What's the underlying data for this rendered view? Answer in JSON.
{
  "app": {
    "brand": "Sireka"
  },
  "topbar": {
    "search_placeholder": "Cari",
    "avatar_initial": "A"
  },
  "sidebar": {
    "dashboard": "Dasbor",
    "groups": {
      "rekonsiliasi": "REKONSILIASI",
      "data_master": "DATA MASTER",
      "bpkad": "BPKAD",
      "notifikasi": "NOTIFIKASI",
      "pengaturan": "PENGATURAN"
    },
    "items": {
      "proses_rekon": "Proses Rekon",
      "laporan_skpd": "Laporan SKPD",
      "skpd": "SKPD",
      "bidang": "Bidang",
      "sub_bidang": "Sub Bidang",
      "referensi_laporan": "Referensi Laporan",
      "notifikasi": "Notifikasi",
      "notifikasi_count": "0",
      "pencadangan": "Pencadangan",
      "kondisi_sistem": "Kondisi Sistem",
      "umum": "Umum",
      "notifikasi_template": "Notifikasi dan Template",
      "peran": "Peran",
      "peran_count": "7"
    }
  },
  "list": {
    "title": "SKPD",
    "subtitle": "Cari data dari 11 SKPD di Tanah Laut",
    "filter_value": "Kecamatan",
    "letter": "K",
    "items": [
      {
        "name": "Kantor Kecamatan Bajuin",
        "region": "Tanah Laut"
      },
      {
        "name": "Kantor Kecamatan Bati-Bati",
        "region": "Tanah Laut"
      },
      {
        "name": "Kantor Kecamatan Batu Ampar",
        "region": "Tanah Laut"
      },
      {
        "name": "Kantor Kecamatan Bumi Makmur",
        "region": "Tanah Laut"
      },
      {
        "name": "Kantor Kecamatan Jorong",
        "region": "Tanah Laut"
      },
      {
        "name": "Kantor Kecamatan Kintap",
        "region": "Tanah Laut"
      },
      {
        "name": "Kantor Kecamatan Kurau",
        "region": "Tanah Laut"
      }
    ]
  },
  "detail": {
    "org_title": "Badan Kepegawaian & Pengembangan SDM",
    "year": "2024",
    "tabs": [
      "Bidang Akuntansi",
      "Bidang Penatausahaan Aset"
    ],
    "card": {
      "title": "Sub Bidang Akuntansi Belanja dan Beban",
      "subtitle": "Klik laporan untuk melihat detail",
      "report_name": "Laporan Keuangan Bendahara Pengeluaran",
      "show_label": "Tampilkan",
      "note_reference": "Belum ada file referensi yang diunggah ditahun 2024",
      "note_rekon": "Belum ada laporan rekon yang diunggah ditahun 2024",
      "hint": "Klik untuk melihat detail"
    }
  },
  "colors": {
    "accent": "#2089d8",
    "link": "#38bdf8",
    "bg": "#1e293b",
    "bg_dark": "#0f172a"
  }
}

----------

DIRECTIONS - From the entries above, extract every line where the word "SKPD" appears.

SOLUTION TO THE PROBLEM -
      "laporan_skpd": "Laporan SKPD",
      "skpd": "SKPD",
    "title": "SKPD",
    "subtitle": "Cari data dari 11 SKPD di Tanah Laut",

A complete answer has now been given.